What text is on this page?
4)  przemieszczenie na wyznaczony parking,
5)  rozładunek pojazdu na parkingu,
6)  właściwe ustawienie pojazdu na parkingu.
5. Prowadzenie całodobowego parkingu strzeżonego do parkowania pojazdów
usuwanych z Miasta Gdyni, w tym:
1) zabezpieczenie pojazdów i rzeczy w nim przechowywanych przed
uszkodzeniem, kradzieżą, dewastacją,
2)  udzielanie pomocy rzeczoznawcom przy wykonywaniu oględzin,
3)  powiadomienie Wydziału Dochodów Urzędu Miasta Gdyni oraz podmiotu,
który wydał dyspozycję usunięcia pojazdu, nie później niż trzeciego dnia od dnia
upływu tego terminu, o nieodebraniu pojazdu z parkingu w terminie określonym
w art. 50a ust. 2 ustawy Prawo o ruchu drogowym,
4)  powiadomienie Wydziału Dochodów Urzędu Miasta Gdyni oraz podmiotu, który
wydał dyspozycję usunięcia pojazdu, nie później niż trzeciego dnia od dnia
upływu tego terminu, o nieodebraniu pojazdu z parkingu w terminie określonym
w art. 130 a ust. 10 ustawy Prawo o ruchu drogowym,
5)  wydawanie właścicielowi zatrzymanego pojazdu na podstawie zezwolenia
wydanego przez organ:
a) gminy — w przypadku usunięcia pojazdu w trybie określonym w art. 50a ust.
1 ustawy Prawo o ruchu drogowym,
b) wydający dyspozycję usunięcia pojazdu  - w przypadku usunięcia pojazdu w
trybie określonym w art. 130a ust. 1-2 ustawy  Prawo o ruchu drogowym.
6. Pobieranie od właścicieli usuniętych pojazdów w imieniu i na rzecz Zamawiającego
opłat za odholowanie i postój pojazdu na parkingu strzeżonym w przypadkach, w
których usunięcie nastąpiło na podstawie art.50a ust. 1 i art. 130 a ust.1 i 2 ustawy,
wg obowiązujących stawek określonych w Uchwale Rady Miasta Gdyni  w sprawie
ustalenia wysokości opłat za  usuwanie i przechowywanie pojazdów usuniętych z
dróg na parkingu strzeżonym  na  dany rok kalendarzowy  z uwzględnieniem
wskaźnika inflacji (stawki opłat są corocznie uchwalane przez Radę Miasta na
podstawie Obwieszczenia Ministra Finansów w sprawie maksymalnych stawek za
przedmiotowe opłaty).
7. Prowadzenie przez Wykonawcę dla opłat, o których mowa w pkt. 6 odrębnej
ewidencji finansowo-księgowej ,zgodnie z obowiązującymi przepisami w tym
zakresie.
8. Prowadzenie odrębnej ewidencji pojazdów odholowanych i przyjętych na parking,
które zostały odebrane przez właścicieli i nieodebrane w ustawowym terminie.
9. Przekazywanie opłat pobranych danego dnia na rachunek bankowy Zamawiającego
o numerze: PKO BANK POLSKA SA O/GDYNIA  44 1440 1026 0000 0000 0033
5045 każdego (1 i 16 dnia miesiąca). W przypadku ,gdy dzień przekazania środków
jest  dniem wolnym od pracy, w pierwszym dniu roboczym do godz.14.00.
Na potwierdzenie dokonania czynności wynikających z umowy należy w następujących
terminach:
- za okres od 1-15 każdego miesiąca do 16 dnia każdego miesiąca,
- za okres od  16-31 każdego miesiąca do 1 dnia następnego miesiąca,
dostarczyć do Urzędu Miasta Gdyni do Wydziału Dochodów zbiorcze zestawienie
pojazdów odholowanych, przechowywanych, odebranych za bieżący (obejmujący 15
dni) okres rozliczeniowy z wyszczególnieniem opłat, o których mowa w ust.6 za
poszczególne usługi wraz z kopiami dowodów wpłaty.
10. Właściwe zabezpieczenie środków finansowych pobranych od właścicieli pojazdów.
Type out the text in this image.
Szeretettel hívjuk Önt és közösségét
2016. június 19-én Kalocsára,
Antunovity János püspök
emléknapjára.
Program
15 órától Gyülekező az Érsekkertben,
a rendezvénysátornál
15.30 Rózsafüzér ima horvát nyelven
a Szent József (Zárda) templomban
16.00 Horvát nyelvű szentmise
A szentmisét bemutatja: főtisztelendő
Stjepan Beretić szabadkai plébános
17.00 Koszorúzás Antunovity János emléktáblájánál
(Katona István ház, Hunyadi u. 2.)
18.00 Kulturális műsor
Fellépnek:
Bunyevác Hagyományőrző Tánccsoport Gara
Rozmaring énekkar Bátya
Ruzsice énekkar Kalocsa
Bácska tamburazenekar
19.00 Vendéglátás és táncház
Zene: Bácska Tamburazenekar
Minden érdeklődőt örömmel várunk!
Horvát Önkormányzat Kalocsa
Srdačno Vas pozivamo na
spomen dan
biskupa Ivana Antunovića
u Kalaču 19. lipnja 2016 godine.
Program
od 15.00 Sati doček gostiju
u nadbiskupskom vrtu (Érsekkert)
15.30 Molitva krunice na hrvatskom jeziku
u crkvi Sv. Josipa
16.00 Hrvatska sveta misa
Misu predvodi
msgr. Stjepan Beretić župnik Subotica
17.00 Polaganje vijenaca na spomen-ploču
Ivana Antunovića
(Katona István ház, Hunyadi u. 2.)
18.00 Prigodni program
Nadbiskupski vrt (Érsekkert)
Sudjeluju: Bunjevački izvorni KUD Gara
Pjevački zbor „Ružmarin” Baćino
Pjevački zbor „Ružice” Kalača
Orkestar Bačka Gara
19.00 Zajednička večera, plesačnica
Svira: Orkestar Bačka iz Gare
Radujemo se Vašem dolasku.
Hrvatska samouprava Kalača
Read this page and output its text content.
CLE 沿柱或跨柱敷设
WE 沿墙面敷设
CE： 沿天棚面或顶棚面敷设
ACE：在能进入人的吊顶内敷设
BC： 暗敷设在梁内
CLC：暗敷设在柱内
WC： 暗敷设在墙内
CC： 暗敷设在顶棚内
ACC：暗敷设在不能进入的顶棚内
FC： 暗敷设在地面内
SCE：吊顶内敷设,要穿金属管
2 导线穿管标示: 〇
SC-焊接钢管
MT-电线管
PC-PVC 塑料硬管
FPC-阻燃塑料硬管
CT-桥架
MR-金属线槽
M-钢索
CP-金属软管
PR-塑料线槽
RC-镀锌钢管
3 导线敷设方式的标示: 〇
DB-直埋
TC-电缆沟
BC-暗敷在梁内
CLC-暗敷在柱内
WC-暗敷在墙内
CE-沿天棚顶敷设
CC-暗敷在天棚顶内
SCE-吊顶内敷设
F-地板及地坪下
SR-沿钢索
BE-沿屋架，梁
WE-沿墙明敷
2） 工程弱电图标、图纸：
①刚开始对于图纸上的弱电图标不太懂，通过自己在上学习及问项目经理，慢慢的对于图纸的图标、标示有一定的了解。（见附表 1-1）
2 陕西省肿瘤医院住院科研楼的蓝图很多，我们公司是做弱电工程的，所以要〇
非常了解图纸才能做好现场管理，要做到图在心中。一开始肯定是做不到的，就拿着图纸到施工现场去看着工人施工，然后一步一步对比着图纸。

• Set problem
Print out all the entries precisely as written.

• Task output
What text is on this page?
4)  przemieszczenie na wyznaczony parking,
5)  rozładunek pojazdu na parkingu,
6)  właściwe ustawienie pojazdu na parkingu.
5. Prowadzenie całodobowego parkingu strzeżonego do parkowania pojazdów
usuwanych z Miasta Gdyni, w tym:
1) zabezpieczenie pojazdów i rzeczy w nim przechowywanych przed
uszkodzeniem, kradzieżą, dewastacją,
2)  udzielanie pomocy rzeczoznawcom przy wykonywaniu oględzin,
3)  powiadomienie Wydziału Dochodów Urzędu Miasta Gdyni oraz podmiotu,
który wydał dyspozycję usunięcia pojazdu, nie później niż trzeciego dnia od dnia
upływu tego terminu, o nieodebraniu pojazdu z parkingu w terminie określonym
w art. 50a ust. 2 ustawy Prawo o ruchu drogowym,
4)  powiadomienie Wydziału Dochodów Urzędu Miasta Gdyni oraz podmiotu, który
wydał dyspozycję usunięcia pojazdu, nie później niż trzeciego dnia od dnia
upływu tego terminu, o nieodebraniu pojazdu z parkingu w terminie określonym
w art. 130 a ust. 10 ustawy Prawo o ruchu drogowym,
5)  wydawanie właścicielowi zatrzymanego pojazdu na podstawie zezwolenia
wydanego przez organ:
a) gminy — w przypadku usunięcia pojazdu w trybie określonym w art. 50a ust.
1 ustawy Prawo o ruchu drogowym,
b) wydający dyspozycję usunięcia pojazdu  - w przypadku usunięcia pojazdu w
trybie określonym w art. 130a ust. 1-2 ustawy  Prawo o ruchu drogowym.
6. Pobieranie od właścicieli usuniętych pojazdów w imieniu i na rzecz Zamawiającego
opłat za odholowanie i postój pojazdu na parkingu strzeżonym w przypadkach, w
których usunięcie nastąpiło na podstawie art.50a ust. 1 i art. 130 a ust.1 i 2 ustawy,
wg obowiązujących stawek określonych w Uchwale Rady Miasta Gdyni  w sprawie
ustalenia wysokości opłat za  usuwanie i przechowywanie pojazdów usuniętych z
dróg na parkingu strzeżonym  na  dany rok kalendarzowy  z uwzględnieniem
wskaźnika inflacji (stawki opłat są corocznie uchwalane przez Radę Miasta na
podstawie Obwieszczenia Ministra Finansów w sprawie maksymalnych stawek za
przedmiotowe opłaty).
7. Prowadzenie przez Wykonawcę dla opłat, o których mowa w pkt. 6 odrębnej
ewidencji finansowo-księgowej ,zgodnie z obowiązującymi przepisami w tym
zakresie.
8. Prowadzenie odrębnej ewidencji pojazdów odholowanych i przyjętych na parking,
które zostały odebrane przez właścicieli i nieodebrane w ustawowym terminie.
9. Przekazywanie opłat pobranych danego dnia na rachunek bankowy Zamawiającego
o numerze: PKO BANK POLSKA SA O/GDYNIA  44 1440 1026 0000 0000 0033
5045 każdego (1 i 16 dnia miesiąca). W przypadku ,gdy dzień przekazania środków
jest  dniem wolnym od pracy, w pierwszym dniu roboczym do godz.14.00.
Na potwierdzenie dokonania czynności wynikających z umowy należy w następujących
terminach:
- za okres od 1-15 każdego miesiąca do 16 dnia każdego miesiąca,
- za okres od  16-31 każdego miesiąca do 1 dnia następnego miesiąca,
dostarczyć do Urzędu Miasta Gdyni do Wydziału Dochodów zbiorcze zestawienie
pojazdów odholowanych, przechowywanych, odebranych za bieżący (obejmujący 15
dni) okres rozliczeniowy z wyszczególnieniem opłat, o których mowa w ust.6 za
poszczególne usługi wraz z kopiami dowodów wpłaty.
10. Właściwe zabezpieczenie środków finansowych pobranych od właścicieli pojazdów.
Type out the text in this image.
Szeretettel hívjuk Önt és közösségét
2016. június 19-én Kalocsára,
Antunovity János püspök
emléknapjára.
Program
15 órától Gyülekező az Érsekkertben,
a rendezvénysátornál
15.30 Rózsafüzér ima horvát nyelven
a Szent József (Zárda) templomban
16.00 Horvát nyelvű szentmise
A szentmisét bemutatja: főtisztelendő
Stjepan Beretić szabadkai plébános
17.00 Koszorúzás Antunovity János emléktáblájánál
(Katona István ház, Hunyadi u. 2.)
18.00 Kulturális műsor
Fellépnek:
Bunyevác Hagyományőrző Tánccsoport Gara
Rozmaring énekkar Bátya
Ruzsice énekkar Kalocsa
Bácska tamburazenekar
19.00 Vendéglátás és táncház
Zene: Bácska Tamburazenekar
Minden érdeklődőt örömmel várunk!
Horvát Önkormányzat Kalocsa
Srdačno Vas pozivamo na
spomen dan
biskupa Ivana Antunovića
u Kalaču 19. lipnja 2016 godine.
Program
od 15.00 Sati doček gostiju
u nadbiskupskom vrtu (Érsekkert)
15.30 Molitva krunice na hrvatskom jeziku
u crkvi Sv. Josipa
16.00 Hrvatska sveta misa
Misu predvodi
msgr. Stjepan Beretić župnik Subotica
17.00 Polaganje vijenaca na spomen-ploču
Ivana Antunovića
(Katona István ház, Hunyadi u. 2.)
18.00 Prigodni program
Nadbiskupski vrt (Érsekkert)
Sudjeluju: Bunjevački izvorni KUD Gara
Pjevački zbor „Ružmarin” Baćino
Pjevački zbor „Ružice” Kalača
Orkestar Bačka Gara
19.00 Zajednička večera, plesačnica
Svira: Orkestar Bačka iz Gare
Radujemo se Vašem dolasku.
Hrvatska samouprava Kalača
Read this page and output its text content.
CLE 沿柱或跨柱敷设
WE 沿墙面敷设
CE： 沿天棚面或顶棚面敷设
ACE：在能进入人的吊顶内敷设
BC： 暗敷设在梁内
CLC：暗敷设在柱内
WC： 暗敷设在墙内
CC： 暗敷设在顶棚内
ACC：暗敷设在不能进入的顶棚内
FC： 暗敷设在地面内
SCE：吊顶内敷设,要穿金属管
2 导线穿管标示: 〇
SC-焊接钢管
MT-电线管
PC-PVC 塑料硬管
FPC-阻燃塑料硬管
CT-桥架
MR-金属线槽
M-钢索
CP-金属软管
PR-塑料线槽
RC-镀锌钢管
3 导线敷设方式的标示: 〇
DB-直埋
TC-电缆沟
BC-暗敷在梁内
CLC-暗敷在柱内
WC-暗敷在墙内
CE-沿天棚顶敷设
CC-暗敷在天棚顶内
SCE-吊顶内敷设
F-地板及地坪下
SR-沿钢索
BE-沿屋架，梁
WE-沿墙明敷
2） 工程弱电图标、图纸：
①刚开始对于图纸上的弱电图标不太懂，通过自己在上学习及问项目经理，慢慢的对于图纸的图标、标示有一定的了解。（见附表 1-1）
2 陕西省肿瘤医院住院科研楼的蓝图很多，我们公司是做弱电工程的，所以要〇
非常了解图纸才能做好现场管理，要做到图在心中。一开始肯定是做不到的，就拿着图纸到施工现场去看着工人施工，然后一步一步对比着图纸。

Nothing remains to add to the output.